- Exercise requirements: Check each line of the material below, and copy it if it holds the string "ответов".

===== Records for the exercise

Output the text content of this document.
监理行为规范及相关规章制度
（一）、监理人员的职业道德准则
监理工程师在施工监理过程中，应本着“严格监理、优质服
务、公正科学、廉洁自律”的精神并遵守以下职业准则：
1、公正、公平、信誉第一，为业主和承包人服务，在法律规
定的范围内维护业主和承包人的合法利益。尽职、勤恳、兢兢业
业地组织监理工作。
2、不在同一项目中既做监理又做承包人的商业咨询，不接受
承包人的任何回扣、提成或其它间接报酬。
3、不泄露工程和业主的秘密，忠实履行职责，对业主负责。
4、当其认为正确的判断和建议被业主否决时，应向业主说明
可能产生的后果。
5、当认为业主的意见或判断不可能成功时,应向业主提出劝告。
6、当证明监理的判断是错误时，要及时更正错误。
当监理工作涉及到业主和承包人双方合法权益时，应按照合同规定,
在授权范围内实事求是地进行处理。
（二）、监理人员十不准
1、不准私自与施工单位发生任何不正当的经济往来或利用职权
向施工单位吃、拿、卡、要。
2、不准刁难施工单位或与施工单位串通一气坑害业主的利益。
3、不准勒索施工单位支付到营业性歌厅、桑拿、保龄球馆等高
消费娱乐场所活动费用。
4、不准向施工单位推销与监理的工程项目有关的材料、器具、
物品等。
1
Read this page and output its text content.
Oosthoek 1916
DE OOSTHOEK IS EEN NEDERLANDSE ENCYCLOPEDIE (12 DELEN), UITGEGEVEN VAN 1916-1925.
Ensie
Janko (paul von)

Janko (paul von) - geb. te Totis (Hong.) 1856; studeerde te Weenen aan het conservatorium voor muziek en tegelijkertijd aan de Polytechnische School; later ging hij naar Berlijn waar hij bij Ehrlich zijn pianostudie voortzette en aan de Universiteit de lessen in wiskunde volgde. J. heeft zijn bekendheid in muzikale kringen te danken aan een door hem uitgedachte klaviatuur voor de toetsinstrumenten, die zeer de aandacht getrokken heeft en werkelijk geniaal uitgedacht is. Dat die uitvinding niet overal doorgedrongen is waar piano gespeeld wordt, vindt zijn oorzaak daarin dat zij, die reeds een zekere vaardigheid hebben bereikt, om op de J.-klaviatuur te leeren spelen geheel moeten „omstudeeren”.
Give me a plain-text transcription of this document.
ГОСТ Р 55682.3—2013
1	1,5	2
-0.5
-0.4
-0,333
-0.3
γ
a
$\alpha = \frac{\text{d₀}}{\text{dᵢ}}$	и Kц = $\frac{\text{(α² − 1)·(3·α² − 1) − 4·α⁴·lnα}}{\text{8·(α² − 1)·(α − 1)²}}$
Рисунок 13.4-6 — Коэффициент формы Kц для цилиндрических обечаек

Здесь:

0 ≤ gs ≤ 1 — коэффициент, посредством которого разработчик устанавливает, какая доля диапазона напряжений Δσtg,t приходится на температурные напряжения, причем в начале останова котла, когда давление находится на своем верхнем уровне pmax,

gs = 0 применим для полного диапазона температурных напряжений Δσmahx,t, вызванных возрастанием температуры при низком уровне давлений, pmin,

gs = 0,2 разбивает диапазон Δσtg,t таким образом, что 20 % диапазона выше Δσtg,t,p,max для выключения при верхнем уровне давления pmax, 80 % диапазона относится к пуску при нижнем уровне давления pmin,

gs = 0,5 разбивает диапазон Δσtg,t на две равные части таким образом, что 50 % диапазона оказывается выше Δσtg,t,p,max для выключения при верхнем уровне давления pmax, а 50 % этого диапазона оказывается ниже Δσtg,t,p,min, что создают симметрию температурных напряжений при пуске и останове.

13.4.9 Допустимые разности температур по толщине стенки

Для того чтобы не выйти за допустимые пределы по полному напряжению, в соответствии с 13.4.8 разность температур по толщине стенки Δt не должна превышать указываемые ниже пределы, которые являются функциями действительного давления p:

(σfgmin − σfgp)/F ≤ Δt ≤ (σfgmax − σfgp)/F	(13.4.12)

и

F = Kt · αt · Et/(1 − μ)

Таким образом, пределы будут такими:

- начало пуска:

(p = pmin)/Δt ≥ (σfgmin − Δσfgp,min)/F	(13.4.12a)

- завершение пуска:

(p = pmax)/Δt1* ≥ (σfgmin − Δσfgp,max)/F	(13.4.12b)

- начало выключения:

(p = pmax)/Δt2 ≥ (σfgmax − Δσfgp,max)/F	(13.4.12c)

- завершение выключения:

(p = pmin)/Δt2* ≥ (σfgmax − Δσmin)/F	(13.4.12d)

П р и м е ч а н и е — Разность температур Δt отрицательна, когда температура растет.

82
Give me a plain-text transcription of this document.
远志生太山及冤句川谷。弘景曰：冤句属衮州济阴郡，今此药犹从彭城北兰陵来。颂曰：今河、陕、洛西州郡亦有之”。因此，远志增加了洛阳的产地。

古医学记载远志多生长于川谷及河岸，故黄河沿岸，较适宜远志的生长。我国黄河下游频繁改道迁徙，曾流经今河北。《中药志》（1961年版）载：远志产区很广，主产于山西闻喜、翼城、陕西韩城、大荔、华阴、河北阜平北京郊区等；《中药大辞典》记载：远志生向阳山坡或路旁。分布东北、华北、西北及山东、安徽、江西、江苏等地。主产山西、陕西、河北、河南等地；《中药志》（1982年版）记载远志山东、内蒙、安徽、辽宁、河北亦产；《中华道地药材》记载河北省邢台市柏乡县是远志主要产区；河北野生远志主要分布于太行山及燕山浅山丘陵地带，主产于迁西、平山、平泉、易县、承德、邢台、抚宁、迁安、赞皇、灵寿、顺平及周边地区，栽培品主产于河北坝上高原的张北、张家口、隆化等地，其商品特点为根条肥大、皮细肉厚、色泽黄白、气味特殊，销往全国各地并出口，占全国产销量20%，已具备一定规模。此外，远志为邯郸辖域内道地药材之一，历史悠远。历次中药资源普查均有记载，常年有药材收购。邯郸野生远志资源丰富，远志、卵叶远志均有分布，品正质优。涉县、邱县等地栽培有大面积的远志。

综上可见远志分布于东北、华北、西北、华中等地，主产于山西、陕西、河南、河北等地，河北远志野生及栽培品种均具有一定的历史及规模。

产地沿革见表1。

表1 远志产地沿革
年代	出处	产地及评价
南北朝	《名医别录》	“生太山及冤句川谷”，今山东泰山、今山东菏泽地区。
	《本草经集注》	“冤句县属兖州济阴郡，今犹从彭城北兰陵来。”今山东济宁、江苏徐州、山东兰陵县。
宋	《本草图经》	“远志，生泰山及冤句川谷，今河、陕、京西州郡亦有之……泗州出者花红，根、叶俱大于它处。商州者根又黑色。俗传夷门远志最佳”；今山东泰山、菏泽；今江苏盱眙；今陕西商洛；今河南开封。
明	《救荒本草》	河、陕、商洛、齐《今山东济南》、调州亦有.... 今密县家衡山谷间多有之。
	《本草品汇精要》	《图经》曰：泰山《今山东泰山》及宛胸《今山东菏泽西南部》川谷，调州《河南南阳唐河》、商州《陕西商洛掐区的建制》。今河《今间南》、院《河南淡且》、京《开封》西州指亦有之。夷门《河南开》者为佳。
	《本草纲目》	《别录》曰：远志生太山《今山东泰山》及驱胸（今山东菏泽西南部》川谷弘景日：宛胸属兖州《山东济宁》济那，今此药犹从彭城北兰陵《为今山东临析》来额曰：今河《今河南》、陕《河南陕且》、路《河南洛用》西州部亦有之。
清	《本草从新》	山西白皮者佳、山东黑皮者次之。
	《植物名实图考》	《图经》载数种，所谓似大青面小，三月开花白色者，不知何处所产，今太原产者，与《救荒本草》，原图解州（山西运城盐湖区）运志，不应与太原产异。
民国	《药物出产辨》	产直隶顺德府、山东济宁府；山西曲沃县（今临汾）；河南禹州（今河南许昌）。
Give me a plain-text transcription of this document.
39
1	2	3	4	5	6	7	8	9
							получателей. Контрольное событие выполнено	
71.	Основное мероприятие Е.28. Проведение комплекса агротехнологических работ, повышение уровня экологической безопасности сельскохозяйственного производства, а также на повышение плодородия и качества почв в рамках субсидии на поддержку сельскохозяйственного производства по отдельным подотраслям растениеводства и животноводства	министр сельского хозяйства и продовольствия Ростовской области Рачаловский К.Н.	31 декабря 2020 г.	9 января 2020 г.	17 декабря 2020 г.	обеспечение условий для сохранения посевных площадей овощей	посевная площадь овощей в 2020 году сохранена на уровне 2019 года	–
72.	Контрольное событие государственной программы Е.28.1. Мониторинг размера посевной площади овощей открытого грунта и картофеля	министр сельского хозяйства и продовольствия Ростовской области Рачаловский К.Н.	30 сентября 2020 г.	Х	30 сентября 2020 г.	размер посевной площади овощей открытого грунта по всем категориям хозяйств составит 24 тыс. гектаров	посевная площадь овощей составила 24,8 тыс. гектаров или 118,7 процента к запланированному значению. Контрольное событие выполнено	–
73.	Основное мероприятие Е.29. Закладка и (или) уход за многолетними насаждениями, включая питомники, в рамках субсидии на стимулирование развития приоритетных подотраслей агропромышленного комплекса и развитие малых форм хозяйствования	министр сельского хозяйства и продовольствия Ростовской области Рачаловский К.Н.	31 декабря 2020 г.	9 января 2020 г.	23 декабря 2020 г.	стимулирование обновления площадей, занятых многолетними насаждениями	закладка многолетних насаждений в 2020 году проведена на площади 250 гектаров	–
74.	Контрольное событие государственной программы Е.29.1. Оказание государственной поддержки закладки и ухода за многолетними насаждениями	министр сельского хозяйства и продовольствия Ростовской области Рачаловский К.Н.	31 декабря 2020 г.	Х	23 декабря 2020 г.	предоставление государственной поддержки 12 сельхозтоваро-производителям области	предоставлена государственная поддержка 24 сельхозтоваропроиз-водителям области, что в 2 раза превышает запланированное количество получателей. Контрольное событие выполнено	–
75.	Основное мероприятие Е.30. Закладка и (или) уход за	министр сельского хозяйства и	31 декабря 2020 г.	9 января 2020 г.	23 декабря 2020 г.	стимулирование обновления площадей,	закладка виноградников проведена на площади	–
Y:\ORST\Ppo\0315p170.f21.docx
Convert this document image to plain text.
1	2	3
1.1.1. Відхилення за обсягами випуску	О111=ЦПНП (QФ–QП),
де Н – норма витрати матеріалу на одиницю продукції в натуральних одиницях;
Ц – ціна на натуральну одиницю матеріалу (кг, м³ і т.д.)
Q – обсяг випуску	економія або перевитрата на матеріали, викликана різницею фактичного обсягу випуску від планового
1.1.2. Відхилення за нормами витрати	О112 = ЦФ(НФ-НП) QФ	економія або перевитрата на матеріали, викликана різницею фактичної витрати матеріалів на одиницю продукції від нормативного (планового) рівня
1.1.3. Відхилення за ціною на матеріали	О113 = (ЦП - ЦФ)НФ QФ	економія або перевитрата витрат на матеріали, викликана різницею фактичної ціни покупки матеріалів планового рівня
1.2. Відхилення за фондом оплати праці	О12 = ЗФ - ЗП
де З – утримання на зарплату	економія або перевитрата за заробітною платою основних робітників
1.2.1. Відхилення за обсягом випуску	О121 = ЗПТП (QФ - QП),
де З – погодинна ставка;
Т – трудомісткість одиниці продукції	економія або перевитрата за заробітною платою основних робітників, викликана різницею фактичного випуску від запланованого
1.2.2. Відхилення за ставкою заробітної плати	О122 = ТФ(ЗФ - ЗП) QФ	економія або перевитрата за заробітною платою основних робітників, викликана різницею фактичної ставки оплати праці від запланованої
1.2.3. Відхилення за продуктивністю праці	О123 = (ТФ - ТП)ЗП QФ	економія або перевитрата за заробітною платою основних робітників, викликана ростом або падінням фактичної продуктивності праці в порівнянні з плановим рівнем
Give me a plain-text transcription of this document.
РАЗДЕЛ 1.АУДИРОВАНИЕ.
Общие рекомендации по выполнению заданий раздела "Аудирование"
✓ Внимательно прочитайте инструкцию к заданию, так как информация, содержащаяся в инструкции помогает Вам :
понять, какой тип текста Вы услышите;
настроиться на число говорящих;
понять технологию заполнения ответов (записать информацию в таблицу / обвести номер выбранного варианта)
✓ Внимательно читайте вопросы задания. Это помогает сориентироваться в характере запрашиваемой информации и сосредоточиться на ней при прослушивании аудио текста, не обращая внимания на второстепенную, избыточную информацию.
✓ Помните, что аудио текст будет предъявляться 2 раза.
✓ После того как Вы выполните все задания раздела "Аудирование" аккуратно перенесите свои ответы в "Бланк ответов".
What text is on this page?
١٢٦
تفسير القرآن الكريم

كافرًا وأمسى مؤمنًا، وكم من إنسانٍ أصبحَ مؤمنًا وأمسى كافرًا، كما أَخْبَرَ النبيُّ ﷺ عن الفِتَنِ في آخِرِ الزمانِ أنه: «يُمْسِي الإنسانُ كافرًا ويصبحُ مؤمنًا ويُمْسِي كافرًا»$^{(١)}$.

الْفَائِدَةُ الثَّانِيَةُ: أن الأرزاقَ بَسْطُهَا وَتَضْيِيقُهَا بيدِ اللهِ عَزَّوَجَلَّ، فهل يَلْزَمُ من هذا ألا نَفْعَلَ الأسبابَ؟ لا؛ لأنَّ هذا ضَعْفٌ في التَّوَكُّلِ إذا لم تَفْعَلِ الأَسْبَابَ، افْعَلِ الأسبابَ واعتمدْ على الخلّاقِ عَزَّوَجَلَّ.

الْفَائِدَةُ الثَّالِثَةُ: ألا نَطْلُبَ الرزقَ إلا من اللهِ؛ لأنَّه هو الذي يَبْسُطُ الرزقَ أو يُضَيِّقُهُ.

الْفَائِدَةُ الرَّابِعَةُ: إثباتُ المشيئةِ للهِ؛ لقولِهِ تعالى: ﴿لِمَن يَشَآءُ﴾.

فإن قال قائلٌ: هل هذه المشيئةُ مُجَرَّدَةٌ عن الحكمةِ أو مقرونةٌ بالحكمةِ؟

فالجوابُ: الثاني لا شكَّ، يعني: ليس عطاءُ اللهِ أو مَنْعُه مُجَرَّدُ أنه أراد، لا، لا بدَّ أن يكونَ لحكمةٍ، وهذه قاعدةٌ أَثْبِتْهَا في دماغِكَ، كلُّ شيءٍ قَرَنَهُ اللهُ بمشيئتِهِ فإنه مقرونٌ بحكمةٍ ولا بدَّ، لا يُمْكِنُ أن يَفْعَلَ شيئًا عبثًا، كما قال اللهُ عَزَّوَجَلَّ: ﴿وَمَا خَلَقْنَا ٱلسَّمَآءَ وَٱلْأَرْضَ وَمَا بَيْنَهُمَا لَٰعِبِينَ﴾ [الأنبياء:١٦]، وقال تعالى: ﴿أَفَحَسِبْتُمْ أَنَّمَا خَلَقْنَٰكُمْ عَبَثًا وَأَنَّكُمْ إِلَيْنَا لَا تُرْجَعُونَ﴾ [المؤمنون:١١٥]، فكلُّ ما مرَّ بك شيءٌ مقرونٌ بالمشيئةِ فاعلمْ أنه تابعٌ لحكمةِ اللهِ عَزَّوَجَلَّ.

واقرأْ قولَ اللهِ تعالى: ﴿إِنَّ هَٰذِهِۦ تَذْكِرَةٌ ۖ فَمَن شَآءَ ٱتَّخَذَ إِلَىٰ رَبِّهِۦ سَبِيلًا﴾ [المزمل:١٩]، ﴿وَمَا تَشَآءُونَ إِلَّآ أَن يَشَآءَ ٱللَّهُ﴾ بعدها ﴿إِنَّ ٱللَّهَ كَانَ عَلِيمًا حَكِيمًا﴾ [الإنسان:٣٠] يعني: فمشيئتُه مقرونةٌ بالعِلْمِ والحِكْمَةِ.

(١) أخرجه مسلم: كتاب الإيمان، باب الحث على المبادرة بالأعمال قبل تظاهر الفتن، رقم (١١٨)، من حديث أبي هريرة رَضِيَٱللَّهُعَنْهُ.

==========

- Reply:
понять технологию заполнения ответов (записать информацию в таблицу / обвести номер выбранного варианта)
✓ После того как Вы выполните все задания раздела "Аудирование" аккуратно перенесите свои ответы в "Бланк ответов".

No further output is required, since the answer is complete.